=== What the task asks ===
Your copy of the material below should match it exactly, except that it holds no pictures.

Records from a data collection
* * *
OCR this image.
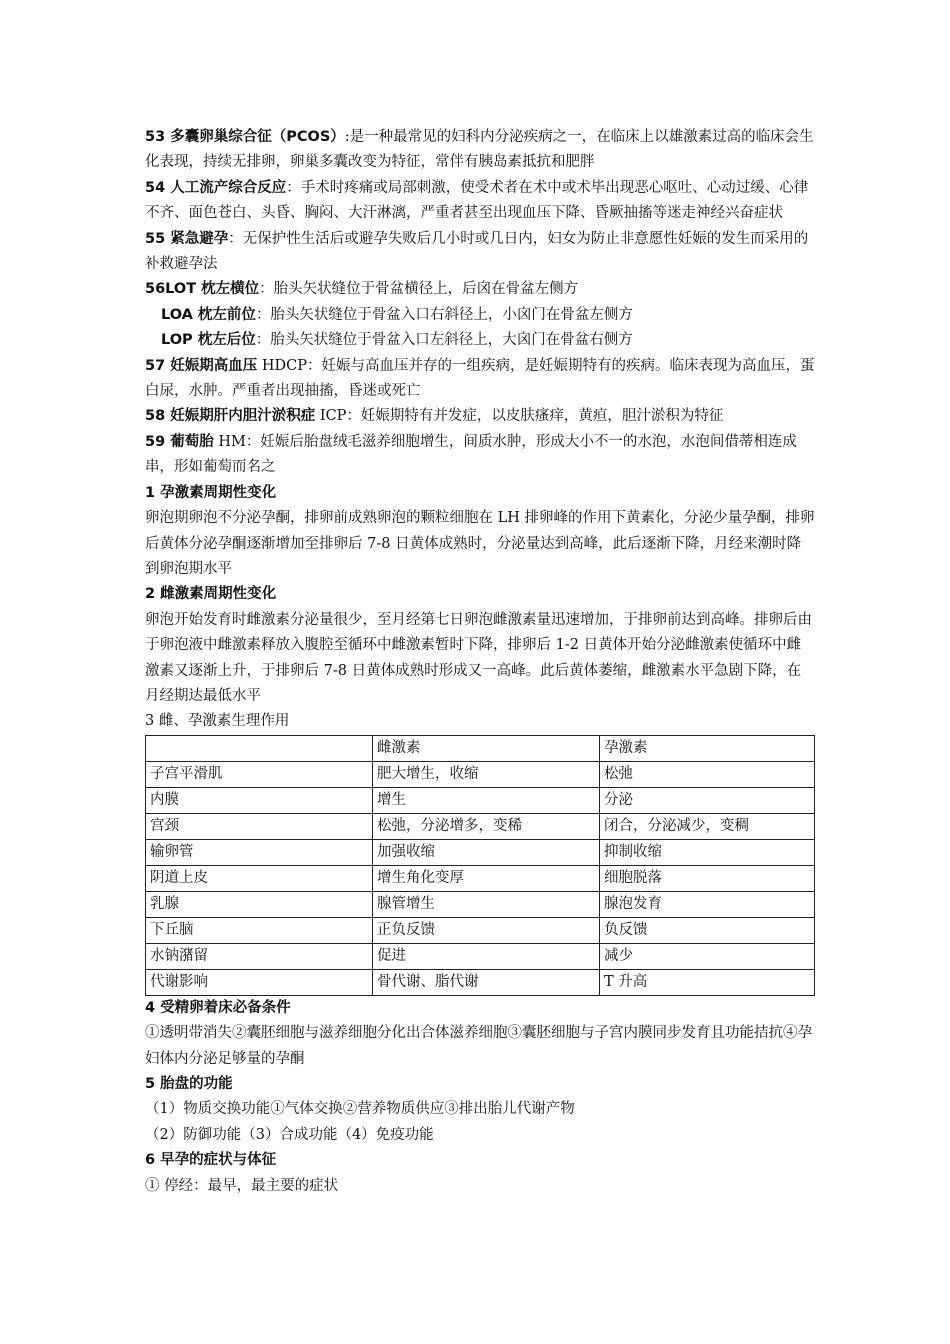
53 多囊卵巢综合征（PCOS）:是一种最常见的妇科内分泌疾病之一，在临床上以雄激素过高的临床会生化表现，持续无排卵，卵巢多囊改变为特征，常伴有胰岛素抵抗和肥胖

54 人工流产综合反应：手术时疼痛或局部刺激，使受术者在术中或术毕出现恶心呕吐、心动过缓、心律不齐、面色苍白、头昏、胸闷、大汗淋漓，严重者甚至出现血压下降、昏厥抽搐等迷走神经兴奋症状

55 紧急避孕：无保护性生活后或避孕失败后几小时或几日内，妇女为防止非意愿性妊娠的发生而采用的补救避孕法

56LOT 枕左横位：胎头矢状缝位于骨盆横径上，后囟在骨盆左侧方

LOA 枕左前位：胎头矢状缝位于骨盆入口右斜径上，小囟门在骨盆左侧方

LOP 枕左后位：胎头矢状缝位于骨盆入口左斜径上，大囟门在骨盆右侧方

57 妊娠期高血压 HDCP：妊娠与高血压并存的一组疾病，是妊娠期特有的疾病。临床表现为高血压，蛋白尿，水肿。严重者出现抽搐，昏迷或死亡

58 妊娠期肝内胆汁淤积症 ICP：妊娠期特有并发症，以皮肤瘙痒，黄疸，胆汁淤积为特征

59 葡萄胎 HM：妊娠后胎盘绒毛滋养细胞增生，间质水肿，形成大小不一的水泡，水泡间借蒂相连成串，形如葡萄而名之

1 孕激素周期性变化

卵泡期卵泡不分泌孕酮，排卵前成熟卵泡的颗粒细胞在 LH 排卵峰的作用下黄素化，分泌少量孕酮，排卵后黄体分泌孕酮逐渐增加至排卵后 7-8 日黄体成熟时，分泌量达到高峰，此后逐渐下降，月经来潮时降到卵泡期水平

2 雌激素周期性变化

卵泡开始发育时雌激素分泌量很少，至月经第七日卵泡雌激素量迅速增加，于排卵前达到高峰。排卵后由于卵泡液中雌激素释放入腹腔至循环中雌激素暂时下降，排卵后 1-2 日黄体开始分泌雌激素使循环中雌激素又逐渐上升，于排卵后 7-8 日黄体成熟时形成又一高峰。此后黄体萎缩，雌激素水平急剧下降，在月经期达最低水平

3 雌、孕激素生理作用

	雌激素	孕激素
子宫平滑肌	肥大增生，收缩	松弛
内膜	增生	分泌
宫颈	松弛，分泌增多，变稀	闭合，分泌减少，变稠
输卵管	加强收缩	抑制收缩
阴道上皮	增生角化变厚	细胞脱落
乳腺	腺管增生	腺泡发育
下丘脑	正负反馈	负反馈
水钠潴留	促进	减少
代谢影响	骨代谢、脂代谢	T 升高

4 受精卵着床必备条件

①透明带消失②囊胚细胞与滋养细胞分化出合体滋养细胞③囊胚细胞与子宫内膜同步发育且功能拮抗④孕妇体内分泌足够量的孕酮

5 胎盘的功能

（1）物质交换功能①气体交换②营养物质供应③排出胎儿代谢产物

（2）防御功能（3）合成功能（4）免疫功能

6 早孕的症状与体征

① 停经：最早，最主要的症状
* * *
=== Written solution ===
OCR this image.
53 多囊卵巢综合征（PCOS）:是一种最常见的妇科内分泌疾病之一，在临床上以雄激素过高的临床会生化表现，持续无排卵，卵巢多囊改变为特征，常伴有胰岛素抵抗和肥胖

54 人工流产综合反应：手术时疼痛或局部刺激，使受术者在术中或术毕出现恶心呕吐、心动过缓、心律不齐、面色苍白、头昏、胸闷、大汗淋漓，严重者甚至出现血压下降、昏厥抽搐等迷走神经兴奋症状

55 紧急避孕：无保护性生活后或避孕失败后几小时或几日内，妇女为防止非意愿性妊娠的发生而采用的补救避孕法

56LOT 枕左横位：胎头矢状缝位于骨盆横径上，后囟在骨盆左侧方

LOA 枕左前位：胎头矢状缝位于骨盆入口右斜径上，小囟门在骨盆左侧方

LOP 枕左后位：胎头矢状缝位于骨盆入口左斜径上，大囟门在骨盆右侧方

57 妊娠期高血压 HDCP：妊娠与高血压并存的一组疾病，是妊娠期特有的疾病。临床表现为高血压，蛋白尿，水肿。严重者出现抽搐，昏迷或死亡

58 妊娠期肝内胆汁淤积症 ICP：妊娠期特有并发症，以皮肤瘙痒，黄疸，胆汁淤积为特征

59 葡萄胎 HM：妊娠后胎盘绒毛滋养细胞增生，间质水肿，形成大小不一的水泡，水泡间借蒂相连成串，形如葡萄而名之

1 孕激素周期性变化

卵泡期卵泡不分泌孕酮，排卵前成熟卵泡的颗粒细胞在 LH 排卵峰的作用下黄素化，分泌少量孕酮，排卵后黄体分泌孕酮逐渐增加至排卵后 7-8 日黄体成熟时，分泌量达到高峰，此后逐渐下降，月经来潮时降到卵泡期水平

2 雌激素周期性变化

卵泡开始发育时雌激素分泌量很少，至月经第七日卵泡雌激素量迅速增加，于排卵前达到高峰。排卵后由于卵泡液中雌激素释放入腹腔至循环中雌激素暂时下降，排卵后 1-2 日黄体开始分泌雌激素使循环中雌激素又逐渐上升，于排卵后 7-8 日黄体成熟时形成又一高峰。此后黄体萎缩，雌激素水平急剧下降，在月经期达最低水平

3 雌、孕激素生理作用

	雌激素	孕激素
子宫平滑肌	肥大增生，收缩	松弛
内膜	增生	分泌
宫颈	松弛，分泌增多，变稀	闭合，分泌减少，变稠
输卵管	加强收缩	抑制收缩
阴道上皮	增生角化变厚	细胞脱落
乳腺	腺管增生	腺泡发育
下丘脑	正负反馈	负反馈
水钠潴留	促进	减少
代谢影响	骨代谢、脂代谢	T 升高

4 受精卵着床必备条件

①透明带消失②囊胚细胞与滋养细胞分化出合体滋养细胞③囊胚细胞与子宫内膜同步发育且功能拮抗④孕妇体内分泌足够量的孕酮

5 胎盘的功能

（1）物质交换功能①气体交换②营养物质供应③排出胎儿代谢产物

（2）防御功能（3）合成功能（4）免疫功能

6 早孕的症状与体征

① 停经：最早，最主要的症状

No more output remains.